- Exercise:
Check each line of the records for "activity"; collect those that have it.

- Information provided:
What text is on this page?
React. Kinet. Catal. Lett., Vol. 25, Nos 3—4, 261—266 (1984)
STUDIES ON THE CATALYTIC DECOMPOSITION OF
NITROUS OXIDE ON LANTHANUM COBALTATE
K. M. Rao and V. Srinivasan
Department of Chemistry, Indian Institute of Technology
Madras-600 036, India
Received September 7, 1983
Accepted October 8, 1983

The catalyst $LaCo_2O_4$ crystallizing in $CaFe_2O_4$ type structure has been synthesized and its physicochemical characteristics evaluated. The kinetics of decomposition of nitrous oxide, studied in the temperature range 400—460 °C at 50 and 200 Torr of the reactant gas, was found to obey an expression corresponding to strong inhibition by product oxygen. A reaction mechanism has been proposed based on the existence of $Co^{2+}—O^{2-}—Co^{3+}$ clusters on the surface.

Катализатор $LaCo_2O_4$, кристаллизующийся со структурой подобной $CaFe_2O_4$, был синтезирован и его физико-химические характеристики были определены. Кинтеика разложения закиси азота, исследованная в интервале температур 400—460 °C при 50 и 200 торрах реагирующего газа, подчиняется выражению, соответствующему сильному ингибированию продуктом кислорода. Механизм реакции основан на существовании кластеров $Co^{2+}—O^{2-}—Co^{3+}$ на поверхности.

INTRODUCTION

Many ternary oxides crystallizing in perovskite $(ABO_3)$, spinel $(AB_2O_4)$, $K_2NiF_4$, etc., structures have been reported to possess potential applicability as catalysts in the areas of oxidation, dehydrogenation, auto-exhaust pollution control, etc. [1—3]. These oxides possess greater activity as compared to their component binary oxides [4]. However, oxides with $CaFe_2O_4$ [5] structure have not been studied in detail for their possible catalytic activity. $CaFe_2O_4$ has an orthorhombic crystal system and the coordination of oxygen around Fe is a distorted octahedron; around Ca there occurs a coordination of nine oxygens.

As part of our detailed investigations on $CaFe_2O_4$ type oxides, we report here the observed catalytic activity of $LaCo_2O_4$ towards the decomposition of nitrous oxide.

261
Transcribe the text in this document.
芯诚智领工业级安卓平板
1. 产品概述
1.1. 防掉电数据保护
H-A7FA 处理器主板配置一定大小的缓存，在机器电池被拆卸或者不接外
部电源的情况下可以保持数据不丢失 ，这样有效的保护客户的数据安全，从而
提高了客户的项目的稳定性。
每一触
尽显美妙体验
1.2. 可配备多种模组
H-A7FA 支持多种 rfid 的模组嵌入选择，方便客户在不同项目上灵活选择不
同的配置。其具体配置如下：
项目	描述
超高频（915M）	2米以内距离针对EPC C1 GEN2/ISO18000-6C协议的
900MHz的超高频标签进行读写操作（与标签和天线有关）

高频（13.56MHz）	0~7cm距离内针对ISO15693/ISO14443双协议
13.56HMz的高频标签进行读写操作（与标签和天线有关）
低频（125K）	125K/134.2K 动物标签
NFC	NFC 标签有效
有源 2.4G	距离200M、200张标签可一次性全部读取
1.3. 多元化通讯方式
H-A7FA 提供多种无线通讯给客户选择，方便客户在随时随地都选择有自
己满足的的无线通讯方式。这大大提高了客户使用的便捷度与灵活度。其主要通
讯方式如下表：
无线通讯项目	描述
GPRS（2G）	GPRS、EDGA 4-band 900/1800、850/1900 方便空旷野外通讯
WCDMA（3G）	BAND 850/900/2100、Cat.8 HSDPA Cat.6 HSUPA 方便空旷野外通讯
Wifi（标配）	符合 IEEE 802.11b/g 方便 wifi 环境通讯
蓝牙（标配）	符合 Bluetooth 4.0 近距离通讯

- Full answer:
Many ternary oxides crystallizing in perovskite $(ABO_3)$, spinel $(AB_2O_4)$, $K_2NiF_4$, etc., structures have been reported to possess potential applicability as catalysts in the areas of oxidation, dehydrogenation, auto-exhaust pollution control, etc. [1—3]. These oxides possess greater activity as compared to their component binary oxides [4]. However, oxides with $CaFe_2O_4$ [5] structure have not been studied in detail for their possible catalytic activity. $CaFe_2O_4$ has an orthorhombic crystal system and the coordination of oxygen around Fe is a distorted octahedron; around Ca there occurs a coordination of nine oxygens.
As part of our detailed investigations on $CaFe_2O_4$ type oxides, we report here the observed catalytic activity of $LaCo_2O_4$ towards the decomposition of nitrous oxide.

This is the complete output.